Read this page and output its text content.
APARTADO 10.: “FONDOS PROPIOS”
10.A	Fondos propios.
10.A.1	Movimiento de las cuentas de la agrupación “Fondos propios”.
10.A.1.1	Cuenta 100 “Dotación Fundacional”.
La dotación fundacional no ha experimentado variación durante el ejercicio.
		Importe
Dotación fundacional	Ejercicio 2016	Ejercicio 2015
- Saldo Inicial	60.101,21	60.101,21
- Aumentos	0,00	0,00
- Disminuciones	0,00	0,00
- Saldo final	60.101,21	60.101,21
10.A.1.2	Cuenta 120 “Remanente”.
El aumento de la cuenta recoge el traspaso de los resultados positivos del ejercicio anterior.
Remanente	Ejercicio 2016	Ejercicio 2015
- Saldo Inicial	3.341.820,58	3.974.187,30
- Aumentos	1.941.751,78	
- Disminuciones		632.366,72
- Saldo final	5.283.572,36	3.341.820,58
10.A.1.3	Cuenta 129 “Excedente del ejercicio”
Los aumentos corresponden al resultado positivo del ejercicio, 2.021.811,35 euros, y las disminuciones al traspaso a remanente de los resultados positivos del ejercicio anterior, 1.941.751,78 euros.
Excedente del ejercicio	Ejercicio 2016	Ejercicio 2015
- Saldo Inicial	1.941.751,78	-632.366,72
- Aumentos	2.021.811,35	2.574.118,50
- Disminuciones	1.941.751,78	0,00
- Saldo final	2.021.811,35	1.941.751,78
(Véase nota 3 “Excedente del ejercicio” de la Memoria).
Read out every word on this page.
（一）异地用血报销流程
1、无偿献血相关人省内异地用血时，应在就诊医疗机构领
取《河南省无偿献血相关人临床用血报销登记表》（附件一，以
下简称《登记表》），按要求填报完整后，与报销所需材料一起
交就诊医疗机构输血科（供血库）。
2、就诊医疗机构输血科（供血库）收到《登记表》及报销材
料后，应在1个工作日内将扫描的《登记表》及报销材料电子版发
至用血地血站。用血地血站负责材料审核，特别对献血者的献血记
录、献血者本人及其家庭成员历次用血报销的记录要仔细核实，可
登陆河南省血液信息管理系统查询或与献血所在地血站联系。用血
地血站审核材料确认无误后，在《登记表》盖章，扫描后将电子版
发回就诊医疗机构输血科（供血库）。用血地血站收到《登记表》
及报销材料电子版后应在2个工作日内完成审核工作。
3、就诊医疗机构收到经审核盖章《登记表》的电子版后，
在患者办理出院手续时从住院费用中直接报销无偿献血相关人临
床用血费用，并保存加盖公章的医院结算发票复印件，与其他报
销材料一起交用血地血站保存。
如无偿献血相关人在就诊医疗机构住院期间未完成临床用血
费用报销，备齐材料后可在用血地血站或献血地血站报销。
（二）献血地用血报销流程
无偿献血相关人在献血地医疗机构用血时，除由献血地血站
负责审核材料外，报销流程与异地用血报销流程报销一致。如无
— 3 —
-=-=-
Make an exact copy of the material above.

Read this page and output its text content.
APARTADO 10.: “FONDOS PROPIOS”
10.A	Fondos propios.
10.A.1	Movimiento de las cuentas de la agrupación “Fondos propios”.
10.A.1.1	Cuenta 100 “Dotación Fundacional”.
La dotación fundacional no ha experimentado variación durante el ejercicio.
		Importe
Dotación fundacional	Ejercicio 2016	Ejercicio 2015
- Saldo Inicial	60.101,21	60.101,21
- Aumentos	0,00	0,00
- Disminuciones	0,00	0,00
- Saldo final	60.101,21	60.101,21
10.A.1.2	Cuenta 120 “Remanente”.
El aumento de la cuenta recoge el traspaso de los resultados positivos del ejercicio anterior.
Remanente	Ejercicio 2016	Ejercicio 2015
- Saldo Inicial	3.341.820,58	3.974.187,30
- Aumentos	1.941.751,78	
- Disminuciones		632.366,72
- Saldo final	5.283.572,36	3.341.820,58
10.A.1.3	Cuenta 129 “Excedente del ejercicio”
Los aumentos corresponden al resultado positivo del ejercicio, 2.021.811,35 euros, y las disminuciones al traspaso a remanente de los resultados positivos del ejercicio anterior, 1.941.751,78 euros.
Excedente del ejercicio	Ejercicio 2016	Ejercicio 2015
- Saldo Inicial	1.941.751,78	-632.366,72
- Aumentos	2.021.811,35	2.574.118,50
- Disminuciones	1.941.751,78	0,00
- Saldo final	2.021.811,35	1.941.751,78
(Véase nota 3 “Excedente del ejercicio” de la Memoria).
Read out every word on this page.
（一）异地用血报销流程
1、无偿献血相关人省内异地用血时，应在就诊医疗机构领
取《河南省无偿献血相关人临床用血报销登记表》（附件一，以
下简称《登记表》），按要求填报完整后，与报销所需材料一起
交就诊医疗机构输血科（供血库）。
2、就诊医疗机构输血科（供血库）收到《登记表》及报销材
料后，应在1个工作日内将扫描的《登记表》及报销材料电子版发
至用血地血站。用血地血站负责材料审核，特别对献血者的献血记
录、献血者本人及其家庭成员历次用血报销的记录要仔细核实，可
登陆河南省血液信息管理系统查询或与献血所在地血站联系。用血
地血站审核材料确认无误后，在《登记表》盖章，扫描后将电子版
发回就诊医疗机构输血科（供血库）。用血地血站收到《登记表》
及报销材料电子版后应在2个工作日内完成审核工作。
3、就诊医疗机构收到经审核盖章《登记表》的电子版后，
在患者办理出院手续时从住院费用中直接报销无偿献血相关人临
床用血费用，并保存加盖公章的医院结算发票复印件，与其他报
销材料一起交用血地血站保存。
如无偿献血相关人在就诊医疗机构住院期间未完成临床用血
费用报销，备齐材料后可在用血地血站或献血地血站报销。
（二）献血地用血报销流程
无偿献血相关人在献血地医疗机构用血时，除由献血地血站
负责审核材料外，报销流程与异地用血报销流程报销一致。如无
— 3 —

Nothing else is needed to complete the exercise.